# MATERIAL TO PROCESS
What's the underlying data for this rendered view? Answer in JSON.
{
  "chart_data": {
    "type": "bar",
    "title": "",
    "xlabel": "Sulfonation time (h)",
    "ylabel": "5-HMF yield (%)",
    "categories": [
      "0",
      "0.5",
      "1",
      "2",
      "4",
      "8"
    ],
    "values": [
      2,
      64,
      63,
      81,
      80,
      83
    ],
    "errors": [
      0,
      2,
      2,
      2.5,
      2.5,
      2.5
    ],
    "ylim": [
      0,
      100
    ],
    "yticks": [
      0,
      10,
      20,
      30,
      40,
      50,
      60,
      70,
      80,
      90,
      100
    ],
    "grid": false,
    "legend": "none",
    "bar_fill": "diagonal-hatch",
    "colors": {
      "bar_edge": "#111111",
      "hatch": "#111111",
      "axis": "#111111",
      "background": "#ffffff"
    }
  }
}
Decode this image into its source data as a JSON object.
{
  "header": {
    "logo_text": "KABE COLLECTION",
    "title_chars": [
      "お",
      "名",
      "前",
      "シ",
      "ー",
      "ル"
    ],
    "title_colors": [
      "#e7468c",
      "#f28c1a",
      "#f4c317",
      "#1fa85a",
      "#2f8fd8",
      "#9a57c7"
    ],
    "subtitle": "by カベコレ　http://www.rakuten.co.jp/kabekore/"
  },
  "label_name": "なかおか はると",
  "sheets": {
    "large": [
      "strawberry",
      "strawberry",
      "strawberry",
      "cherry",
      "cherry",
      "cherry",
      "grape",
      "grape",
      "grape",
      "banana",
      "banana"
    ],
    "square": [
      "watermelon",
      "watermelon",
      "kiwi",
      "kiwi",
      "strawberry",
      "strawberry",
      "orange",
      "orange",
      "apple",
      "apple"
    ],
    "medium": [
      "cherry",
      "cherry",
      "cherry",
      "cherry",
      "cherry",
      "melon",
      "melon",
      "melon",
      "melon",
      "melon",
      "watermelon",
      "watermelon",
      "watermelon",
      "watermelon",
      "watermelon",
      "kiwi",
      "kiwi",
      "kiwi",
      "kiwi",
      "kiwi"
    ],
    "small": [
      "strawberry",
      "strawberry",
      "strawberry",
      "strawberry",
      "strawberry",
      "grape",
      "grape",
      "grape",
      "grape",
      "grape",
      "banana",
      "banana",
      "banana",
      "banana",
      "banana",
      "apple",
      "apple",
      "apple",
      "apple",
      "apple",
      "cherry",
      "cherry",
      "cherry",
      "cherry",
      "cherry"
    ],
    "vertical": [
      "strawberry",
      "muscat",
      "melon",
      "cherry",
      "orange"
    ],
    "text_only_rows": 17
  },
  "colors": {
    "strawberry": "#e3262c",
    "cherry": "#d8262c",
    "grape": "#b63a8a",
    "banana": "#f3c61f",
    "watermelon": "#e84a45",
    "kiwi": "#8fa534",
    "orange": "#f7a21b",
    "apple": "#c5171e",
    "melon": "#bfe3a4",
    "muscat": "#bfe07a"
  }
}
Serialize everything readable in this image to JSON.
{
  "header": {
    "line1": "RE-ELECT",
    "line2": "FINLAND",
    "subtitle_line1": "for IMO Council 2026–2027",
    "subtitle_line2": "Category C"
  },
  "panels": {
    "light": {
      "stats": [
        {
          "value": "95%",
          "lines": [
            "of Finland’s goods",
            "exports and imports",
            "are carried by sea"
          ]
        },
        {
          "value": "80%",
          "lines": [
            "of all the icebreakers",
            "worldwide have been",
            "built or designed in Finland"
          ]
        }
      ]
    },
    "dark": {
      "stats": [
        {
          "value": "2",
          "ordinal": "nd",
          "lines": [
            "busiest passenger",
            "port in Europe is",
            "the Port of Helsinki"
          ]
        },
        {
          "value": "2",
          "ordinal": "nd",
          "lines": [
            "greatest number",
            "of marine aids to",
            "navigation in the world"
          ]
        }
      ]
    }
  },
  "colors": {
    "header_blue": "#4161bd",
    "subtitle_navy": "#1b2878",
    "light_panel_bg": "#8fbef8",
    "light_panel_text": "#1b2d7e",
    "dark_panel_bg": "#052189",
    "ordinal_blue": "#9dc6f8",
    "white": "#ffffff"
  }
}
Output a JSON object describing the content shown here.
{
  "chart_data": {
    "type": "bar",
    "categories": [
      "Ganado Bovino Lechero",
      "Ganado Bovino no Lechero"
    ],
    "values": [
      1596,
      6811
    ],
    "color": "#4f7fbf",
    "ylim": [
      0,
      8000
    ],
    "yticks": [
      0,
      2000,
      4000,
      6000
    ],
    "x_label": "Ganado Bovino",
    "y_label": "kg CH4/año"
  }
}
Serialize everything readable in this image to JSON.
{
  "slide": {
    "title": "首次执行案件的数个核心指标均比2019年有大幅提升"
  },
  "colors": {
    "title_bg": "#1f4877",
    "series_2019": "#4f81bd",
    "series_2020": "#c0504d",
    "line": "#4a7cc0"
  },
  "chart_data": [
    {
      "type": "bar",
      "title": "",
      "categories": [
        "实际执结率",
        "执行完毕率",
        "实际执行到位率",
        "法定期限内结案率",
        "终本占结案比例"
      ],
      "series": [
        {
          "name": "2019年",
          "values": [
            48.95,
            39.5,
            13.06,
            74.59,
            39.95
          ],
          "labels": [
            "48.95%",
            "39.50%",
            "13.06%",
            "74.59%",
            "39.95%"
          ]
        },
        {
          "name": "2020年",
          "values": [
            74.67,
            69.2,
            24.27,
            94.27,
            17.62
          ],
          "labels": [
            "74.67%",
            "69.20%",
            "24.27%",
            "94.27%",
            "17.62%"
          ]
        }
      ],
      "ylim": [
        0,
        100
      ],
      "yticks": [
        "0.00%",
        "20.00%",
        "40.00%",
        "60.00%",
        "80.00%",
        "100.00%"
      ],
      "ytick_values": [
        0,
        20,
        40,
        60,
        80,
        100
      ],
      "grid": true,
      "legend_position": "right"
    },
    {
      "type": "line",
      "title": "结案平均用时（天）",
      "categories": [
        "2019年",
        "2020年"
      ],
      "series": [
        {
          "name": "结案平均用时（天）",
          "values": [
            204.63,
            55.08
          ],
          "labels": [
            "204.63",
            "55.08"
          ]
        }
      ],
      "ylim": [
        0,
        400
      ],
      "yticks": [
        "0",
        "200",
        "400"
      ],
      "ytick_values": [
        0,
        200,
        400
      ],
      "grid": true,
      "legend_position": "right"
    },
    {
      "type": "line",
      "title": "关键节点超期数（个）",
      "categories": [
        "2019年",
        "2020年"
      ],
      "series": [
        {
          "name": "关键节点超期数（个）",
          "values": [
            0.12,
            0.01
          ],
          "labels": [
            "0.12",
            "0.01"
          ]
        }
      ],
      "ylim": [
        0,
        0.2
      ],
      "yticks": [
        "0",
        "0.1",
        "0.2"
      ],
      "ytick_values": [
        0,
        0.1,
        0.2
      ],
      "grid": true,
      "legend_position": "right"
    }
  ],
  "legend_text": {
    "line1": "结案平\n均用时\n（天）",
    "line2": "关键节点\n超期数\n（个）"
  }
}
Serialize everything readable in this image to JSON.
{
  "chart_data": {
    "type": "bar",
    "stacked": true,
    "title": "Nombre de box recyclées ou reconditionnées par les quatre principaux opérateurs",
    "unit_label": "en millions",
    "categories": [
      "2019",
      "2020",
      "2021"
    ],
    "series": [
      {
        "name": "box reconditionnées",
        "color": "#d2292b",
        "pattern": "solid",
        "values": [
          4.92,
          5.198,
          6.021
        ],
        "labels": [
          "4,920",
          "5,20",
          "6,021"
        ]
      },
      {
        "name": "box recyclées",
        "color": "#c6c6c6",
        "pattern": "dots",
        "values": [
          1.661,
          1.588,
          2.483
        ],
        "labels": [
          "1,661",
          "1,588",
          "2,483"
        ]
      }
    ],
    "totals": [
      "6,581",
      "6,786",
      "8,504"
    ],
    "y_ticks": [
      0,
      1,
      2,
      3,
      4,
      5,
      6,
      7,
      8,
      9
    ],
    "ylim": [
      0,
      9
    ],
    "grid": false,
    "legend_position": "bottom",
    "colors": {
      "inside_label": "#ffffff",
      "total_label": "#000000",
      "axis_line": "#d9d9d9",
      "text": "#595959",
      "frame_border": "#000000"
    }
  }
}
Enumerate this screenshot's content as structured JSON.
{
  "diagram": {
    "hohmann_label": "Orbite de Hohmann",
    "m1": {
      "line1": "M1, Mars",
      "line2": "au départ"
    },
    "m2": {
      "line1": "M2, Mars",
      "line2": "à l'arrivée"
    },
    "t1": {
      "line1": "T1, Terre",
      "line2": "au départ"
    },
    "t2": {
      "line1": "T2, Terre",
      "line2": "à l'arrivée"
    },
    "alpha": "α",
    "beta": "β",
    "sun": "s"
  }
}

# JOB
Where a line in the entries holds the word "object", copy that line.

# TASK RESPONSE
Decode this image into its source data as a JSON object.
Output a JSON object describing the content shown here.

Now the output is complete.